__Problem statement__. Please transcribe the records precisely; pictures stay out of your copy.
+ + + +
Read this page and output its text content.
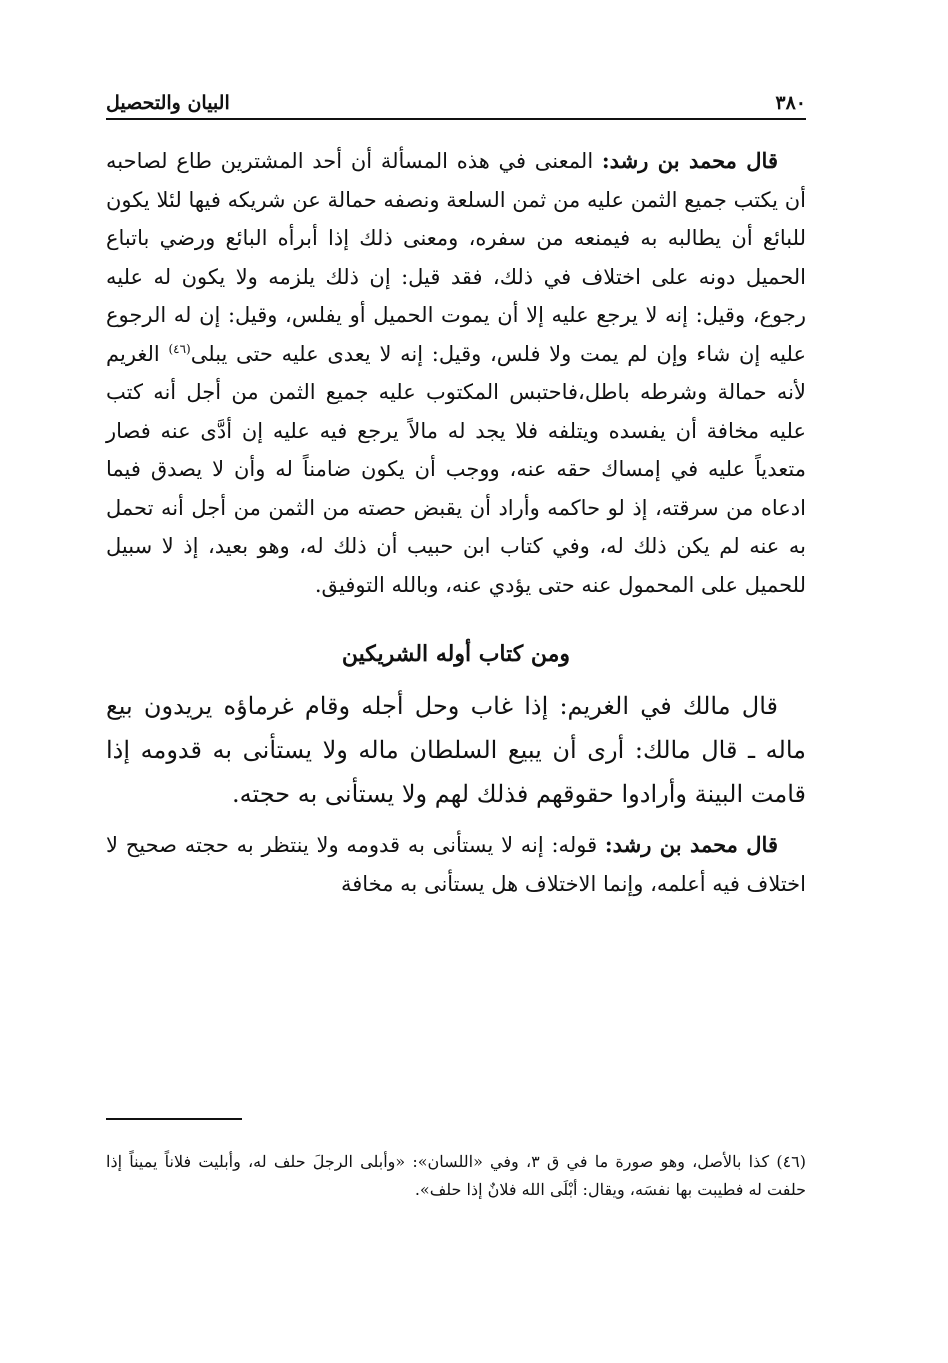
٣٨٠
البيان والتحصيل

قال محمد بن رشد: المعنى في هذه المسألة أن أحد المشترين طاع لصاحبه أن يكتب جميع الثمن عليه من ثمن السلعة ونصفه حمالة عن شريكه فيها لئلا يكون للبائع أن يطالبه به فيمنعه من سفره، ومعنى ذلك إذا أبرأه البائع ورضي باتباع الحميل دونه على اختلاف في ذلك، فقد قيل: إن ذلك يلزمه ولا يكون له عليه رجوع، وقيل: إنه لا يرجع عليه إلا أن يموت الحميل أو يفلس، وقيل: إن له الرجوع عليه إن شاء وإن لم يمت ولا فلس، وقيل: إنه لا يعدى عليه حتى يبلى$^{(٤٦)}$ الغريم لأنه حمالة وشرطه باطل،فاحتبس المكتوب عليه جميع الثمن من أجل أنه كتب عليه مخافة أن يفسده ويتلفه فلا يجد له مالاً يرجع فيه عليه إن أدَّى عنه فصار متعدياً عليه في إمساك حقه عنه، ووجب أن يكون ضامناً له وأن لا يصدق فيما ادعاه من سرقته، إذ لو حاكمه وأراد أن يقبض حصته من الثمن من أجل أنه تحمل به عنه لم يكن ذلك له، وفي كتاب ابن حبيب أن ذلك له، وهو بعيد، إذ لا سبيل للحميل على المحمول عنه حتى يؤدي عنه، وبالله التوفيق.

ومن كتاب أوله الشريكين

قال مالك في الغريم: إذا غاب وحل أجله وقام غرماؤه يريدون بيع ماله ـ قال مالك: أرى أن يبيع السلطان ماله ولا يستأنى به قدومه إذا قامت البينة وأرادوا حقوقهم فذلك لهم ولا يستأنى به حجته.

قال محمد بن رشد: قوله: إنه لا يستأنى به قدومه ولا ينتظر به حجته صحيح لا اختلاف فيه أعلمه، وإنما الاختلاف هل يستأنى به مخافة

(٤٦) كذا بالأصل، وهو صورة ما في ق ٣، وفي «اللسان»: «وأبلى الرجلَ حلف له، وأبليت فلاناً يميناً إذا حلفت له فطيبت بها نفسَه، ويقال: أبْلَى الله فلانٌ إذا حلف».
+ + + +
__Exercise answer__.
Read this page and output its text content.
٣٨٠
البيان والتحصيل

قال محمد بن رشد: المعنى في هذه المسألة أن أحد المشترين طاع لصاحبه أن يكتب جميع الثمن عليه من ثمن السلعة ونصفه حمالة عن شريكه فيها لئلا يكون للبائع أن يطالبه به فيمنعه من سفره، ومعنى ذلك إذا أبرأه البائع ورضي باتباع الحميل دونه على اختلاف في ذلك، فقد قيل: إن ذلك يلزمه ولا يكون له عليه رجوع، وقيل: إنه لا يرجع عليه إلا أن يموت الحميل أو يفلس، وقيل: إن له الرجوع عليه إن شاء وإن لم يمت ولا فلس، وقيل: إنه لا يعدى عليه حتى يبلى$^{(٤٦)}$ الغريم لأنه حمالة وشرطه باطل،فاحتبس المكتوب عليه جميع الثمن من أجل أنه كتب عليه مخافة أن يفسده ويتلفه فلا يجد له مالاً يرجع فيه عليه إن أدَّى عنه فصار متعدياً عليه في إمساك حقه عنه، ووجب أن يكون ضامناً له وأن لا يصدق فيما ادعاه من سرقته، إذ لو حاكمه وأراد أن يقبض حصته من الثمن من أجل أنه تحمل به عنه لم يكن ذلك له، وفي كتاب ابن حبيب أن ذلك له، وهو بعيد، إذ لا سبيل للحميل على المحمول عنه حتى يؤدي عنه، وبالله التوفيق.

ومن كتاب أوله الشريكين

قال مالك في الغريم: إذا غاب وحل أجله وقام غرماؤه يريدون بيع ماله ـ قال مالك: أرى أن يبيع السلطان ماله ولا يستأنى به قدومه إذا قامت البينة وأرادوا حقوقهم فذلك لهم ولا يستأنى به حجته.

قال محمد بن رشد: قوله: إنه لا يستأنى به قدومه ولا ينتظر به حجته صحيح لا اختلاف فيه أعلمه، وإنما الاختلاف هل يستأنى به مخافة

(٤٦) كذا بالأصل، وهو صورة ما في ق ٣، وفي «اللسان»: «وأبلى الرجلَ حلف له، وأبليت فلاناً يميناً إذا حلفت له فطيبت بها نفسَه، ويقال: أبْلَى الله فلانٌ إذا حلف».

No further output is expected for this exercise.